Exercise 1:
In the post about slicing frozen bread, how long at most do some of the sliced loaves sit in bins?
Exercise 2:
Decide whether each statement below agrees with the post about slicing frozen bread, and back each yes or no with the deciding words of the post, quoted exactly: (a) The loaves come in frozen and already fully baked. (b) Temperatures are tracked while the slices wait for the tunnel oven. (c) The slices are tossed with seasoning before they go through the tunnel oven.
Exercise 3:
Carry on the post about slicing frozen bread from its final line.

Extract provided:
################

I am hoping you all could help me with this...

 

We are starting a new product and it requires receiving frozen fully baked bread loaves.  

We slice them in a frozen state.

Put the sliced bread on a tunnel oven for toasting while some accumulate in bins for 15 mins max.

From there, they cool and go into a tumbler to be tossed with seasoning.

 

My question is would the frozen fully baked bread being sliced and essentially thawing while waiting to be sent through the tunnel oven be considered a thawing process and will it require a process control?

 

We are not monitoring any temperatures.

If the bread is not frozen,  we cannot slice it effectively as it crumbles and there is too much waste.

 

Your thoughts and any comments would be greatly appreciated.

 

Thank you.

################

Layout dataset entries:

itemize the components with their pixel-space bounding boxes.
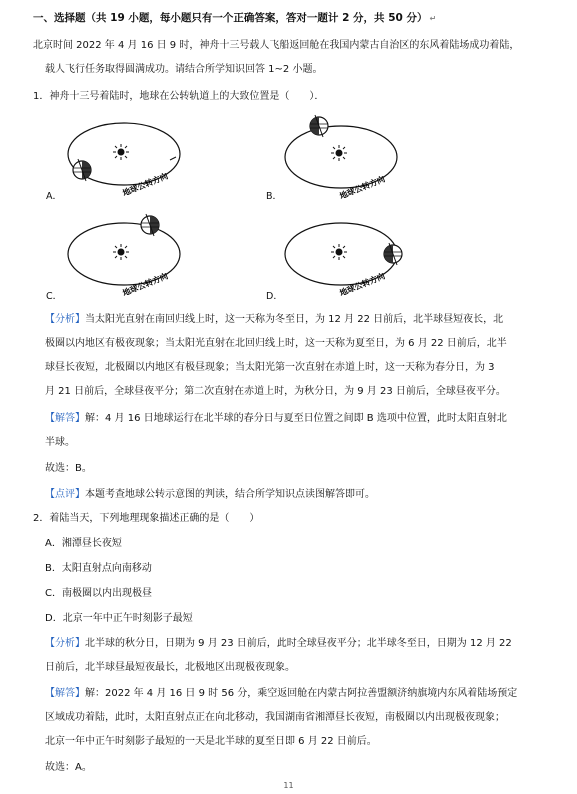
orbit-label-d: 地球公转方向: [338, 271, 387, 298]
q2-analysis-line-1: 【分析】北半球的秋分日，日期为 9 月 23 日前后，此时全球昼夜平分；北半球冬至日，日期为 12 月 22: [45, 638, 512, 649]
q1-analysis-line-2: 极圈以内地区有极夜现象；当太阳光直射在北回归线上时，这一天称为夏至日，为 6 月 22 日前后，北半: [45, 338, 507, 349]
earth-icon: [141, 214, 159, 236]
figure-c: [66, 212, 196, 302]
earth-icon: [310, 115, 328, 137]
q1-option-d: D．: [266, 291, 283, 302]
comment-tag: 【点评】: [45, 489, 85, 500]
orbit-label-a: 地球公转方向: [121, 171, 170, 198]
intro-line-1: 北京时间 2022 年 4 月 16 日 9 时，神舟十三号载人飞船返回舱在我国内蒙古自治区的东风着陆场成功着陆，: [33, 40, 520, 51]
intro-line-2: 载人飞行任务取得圆满成功。请结合所学知识回答 1~2 小题。: [45, 64, 323, 75]
sun-icon: [113, 144, 129, 160]
q1-option-c: C．: [46, 291, 63, 302]
q2-answer-line-1: 【解答】解：2022 年 4 月 16 日 9 时 56 分，乘空返回舱在内蒙古阿拉善盟额济纳旗境内东风着陆场预定: [45, 688, 518, 699]
figure-a: [66, 112, 196, 202]
q1-answer-line-1: 【解答】解：4 月 16 日地球运行在北半球的春分日与夏至日位置之间即 B 选项中位置，此时太阳直射北: [45, 413, 507, 424]
q1-analysis-line-3: 球昼长夜短，北极圈以内地区有极昼现象；当太阳光第一次直射在赤道上时，这一天称为春分日，为 3: [45, 362, 495, 373]
analysis-tag: 【分析】: [45, 638, 85, 649]
q2-option-a: A．湘潭昼长夜短: [45, 538, 122, 549]
q1-analysis-line-4: 月 21 日前后，全球昼夜平分；第二次直射在赤道上时，为秋分日，为 9 月 23 日前后，全球昼夜平分。: [45, 386, 506, 397]
analysis-tag: 【分析】: [45, 314, 85, 325]
q2-option-b: B．太阳直射点向南移动: [45, 563, 152, 574]
section-title: 一、选择题（共 19 小题，每小题只有一个正确答案，答对一题计 2 分，共 50 分） ↵: [33, 12, 437, 24]
orbit-label-b: 地球公转方向: [338, 174, 387, 201]
q2-answer-line-3: 北京一年中正午时刻影子最短的一天是北半球的夏至日即 6 月 22 日前后。: [45, 736, 377, 747]
q2-stem: 2．着陆当天，下列地理现象描述正确的是（ ）: [33, 513, 260, 524]
page-number: 11: [283, 781, 294, 790]
q2-option-d: D．北京一年中正午时刻影子最短: [45, 613, 193, 624]
orbit-label-c: 地球公转方向: [121, 271, 170, 298]
figure-b: [283, 113, 413, 203]
figure-d: [283, 212, 413, 302]
q1-analysis-line-1: 【分析】当太阳光直射在南回归线上时，这一天称为冬至日，为 12 月 22 日前后，北半球昼短夜长，北: [45, 314, 504, 325]
earth-icon: [384, 243, 402, 265]
q1-option-b: B．: [266, 191, 283, 202]
q2-answer-line-2: 区域成功着陆，此时，太阳直射点正在向北移动，我国湖南省湘潭昼长夜短，南极圈以内出现极夜现象；: [45, 712, 505, 723]
q2-analysis-line-2: 日前后，北半球昼最短夜最长，北极地区出现极夜现象。: [45, 662, 295, 673]
q1-choice: 故选：B。: [45, 463, 92, 474]
q1-option-a: A．: [46, 191, 62, 202]
q2-option-c: C．南极圈以内出现极昼: [45, 588, 152, 599]
answer-tag: 【解答】: [45, 413, 85, 424]
q1-answer-line-2: 半球。: [45, 437, 75, 448]
q1-stem: 1．神舟十三号着陆时，地球在公转轨道上的大致位置是（ ）．: [33, 91, 325, 102]
q2-choice: 故选：A。: [45, 762, 92, 773]
q1-comment: 【点评】本题考查地球公转示意图的判读，结合所学知识点读图解答即可。: [45, 489, 375, 500]
answer-tag: 【解答】: [45, 688, 85, 699]
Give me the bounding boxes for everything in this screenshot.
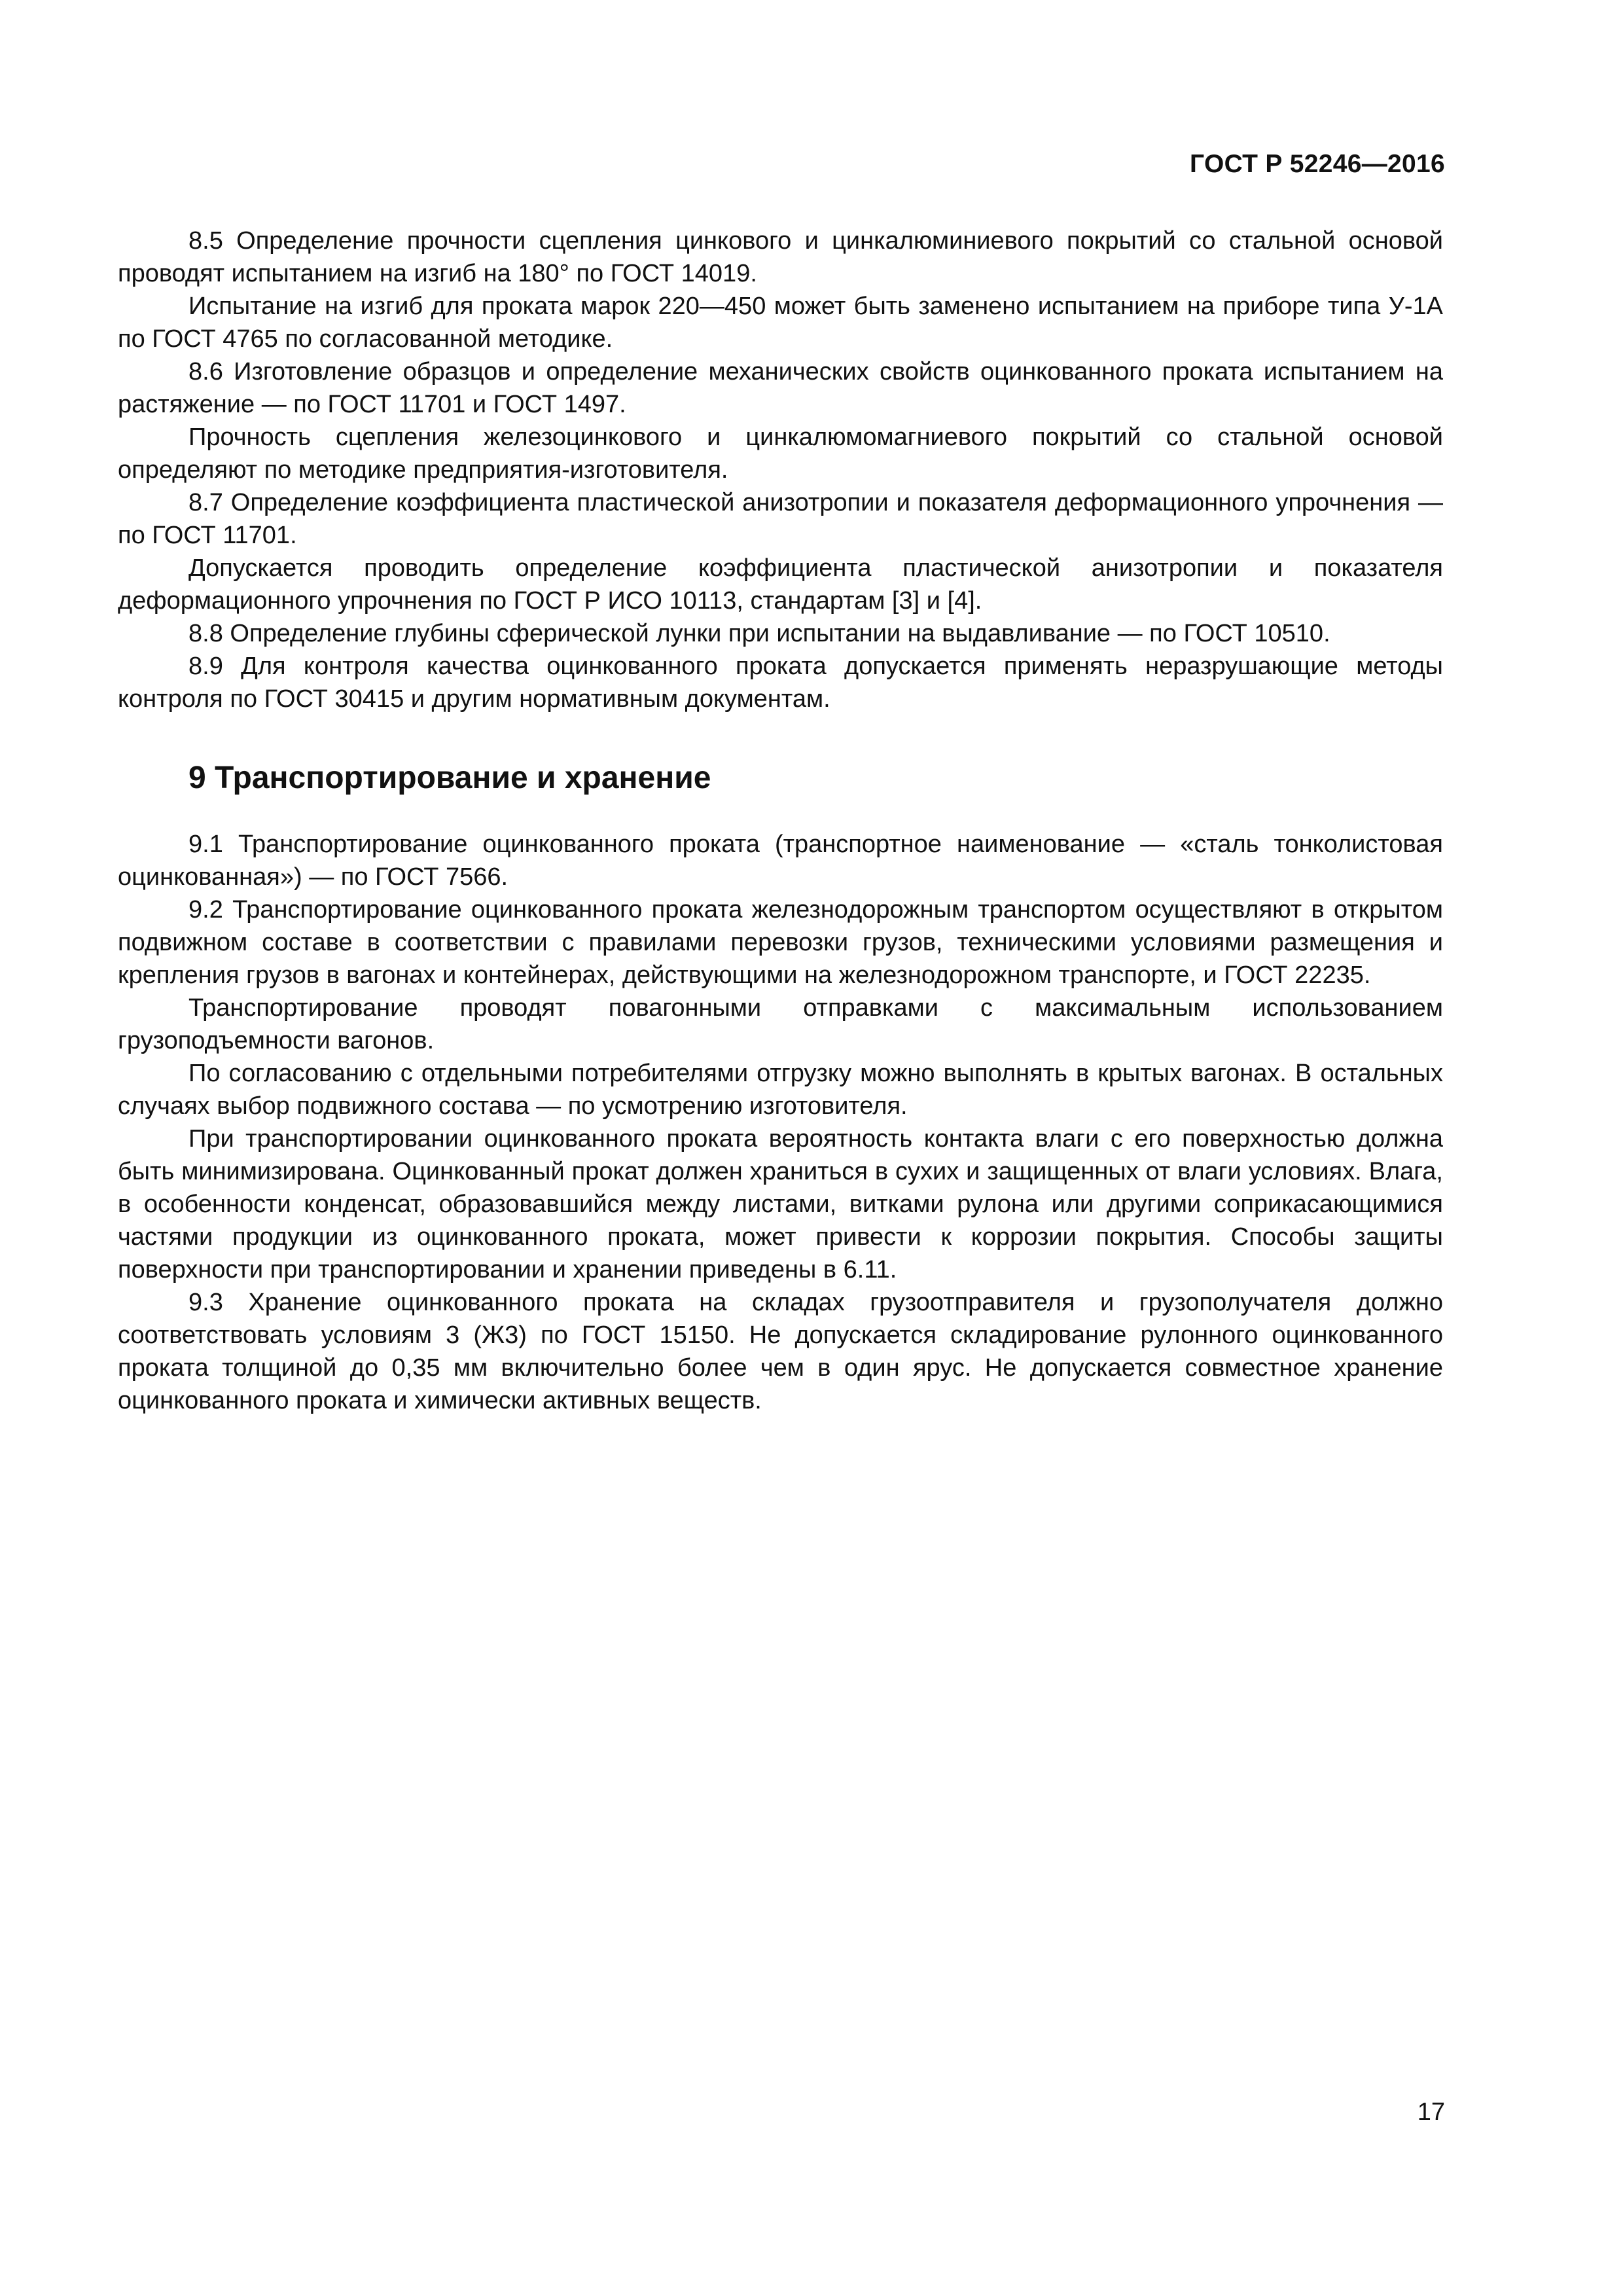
paragraph-8-6: 8.6 Изготовление образцов и определение механических свойств оцинкованного проката испытанием на растяжение — по ГОСТ 11701 и ГОСТ 1497. (118, 358, 1443, 418)
paragraph-8-5-note: Испытание на изгиб для проката марок 220—450 может быть заменено испытанием на приборе типа У-1А по ГОСТ 4765 по согласованной методике. (118, 293, 1443, 353)
paragraph-9-1: 9.1 Транспортирование оцинкованного проката (транспортное наименование — «сталь тонколистовая оцинкованная») — по ГОСТ 7566. (118, 831, 1443, 891)
section-9-title: 9 Транспортирование и хранение (188, 761, 711, 795)
page-content (118, 224, 1443, 1417)
paragraph-8-9: 8.9 Для контроля качества оцинкованного проката допускается применять неразрушающие методы контроля по ГОСТ 30415 и другим нормативным документам. (118, 653, 1443, 713)
paragraph-8-6-note: Прочность сцепления железоцинкового и цинкалюмомагниевого покрытий со стальной основой определяют по методике предприятия-изготовителя. (118, 423, 1443, 484)
page-number: 17 (1417, 2098, 1445, 2126)
paragraph-9-2-moisture: При транспортировании оцинкованного проката вероятность контакта влаги с его поверхностью должна быть минимизирована. Оцинкованный прокат должен храниться в сухих и защищенных от влаги условиях. Влага, в особенности конденсат, образовавшийся между листами, витками рулона или другими соприкасающимися частями продукции из оцинкованного проката, может привести к коррозии покрытия. Способы защиты поверхности при транспортировании и хранении приведены в 6.11. (118, 1125, 1443, 1283)
paragraph-8-7: 8.7 Определение коэффициента пластической анизотропии и показателя деформационного упрочнения — по ГОСТ 11701. (118, 489, 1443, 549)
paragraph-8-7-note: Допускается проводить определение коэффициента пластической анизотропии и показателя деформационного упрочнения по ГОСТ Р ИСО 10113, стандартам [3] и [4]. (118, 554, 1443, 615)
paragraph-9-2: 9.2 Транспортирование оцинкованного проката железнодорожным транспортом осуществляют в открытом подвижном составе в соответствии с правилами перевозки грузов, техническими условиями размещения и крепления грузов в вагонах и контейнерах, действующими на железнодорожном транспорте, и ГОСТ 22235. (118, 896, 1443, 989)
paragraph-9-2-covered: По согласованию с отдельными потребителями отгрузку можно выполнять в крытых вагонах. В остальных случаях выбор подвижного состава — по усмотрению изготовителя. (118, 1060, 1443, 1120)
paragraph-8-5: 8.5 Определение прочности сцепления цинкового и цинкалюминиевого покрытий со стальной основой проводят испытанием на изгиб на 180° по ГОСТ 14019. (118, 227, 1443, 287)
paragraph-9-2-wagons: Транспортирование проводят повагонными отправками с максимальным использованием грузоподъемности вагонов. (118, 994, 1443, 1054)
paragraph-8-8: 8.8 Определение глубины сферической лунки при испытании на выдавливание — по ГОСТ 10510. (188, 620, 1330, 647)
document-id-header: ГОСТ Р 52246—2016 (1190, 150, 1445, 178)
paragraph-9-3: 9.3 Хранение оцинкованного проката на складах грузоотправителя и грузополучателя должно соответствовать условиям 3 (Ж3) по ГОСТ 15150. Не допускается складирование рулонного оцинкованного проката толщиной до 0,35 мм включительно более чем в один ярус. Не допускается совместное хранение оцинкованного проката и химически активных веществ. (118, 1289, 1443, 1414)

################

Final result 1:
15 minutes at most.

Final result 2:
(a) Yes: "it requires receiving frozen fully baked bread loaves."
(b) No: "We are not monitoring any temperatures."
(c) No: "From there, they cool and go into a tumbler to be tossed with seasoning."

Final result 3:
KBMB

 

 

What do you do with the loaves and sliced material if the oven stops functioning?  How long can the sliced bread wait in its 'thawed' state before toasting and still be acceptable?  An hour, a week? (I'm just reading the above "15mins max" as how things normally operate)  Is this a processing environment with a daily wet wash, a semiannual dry 'wash' or something in between?

 

The material is shelf stable, perhaps with a short shelf life, but stable none the less.  Changing the size of the pieces by slicing has minimal effect if done in a reasonably sanitary way.  Beyond a time limit on exposure to the environment against general spoilage I'm not seeing much of a reason for process control.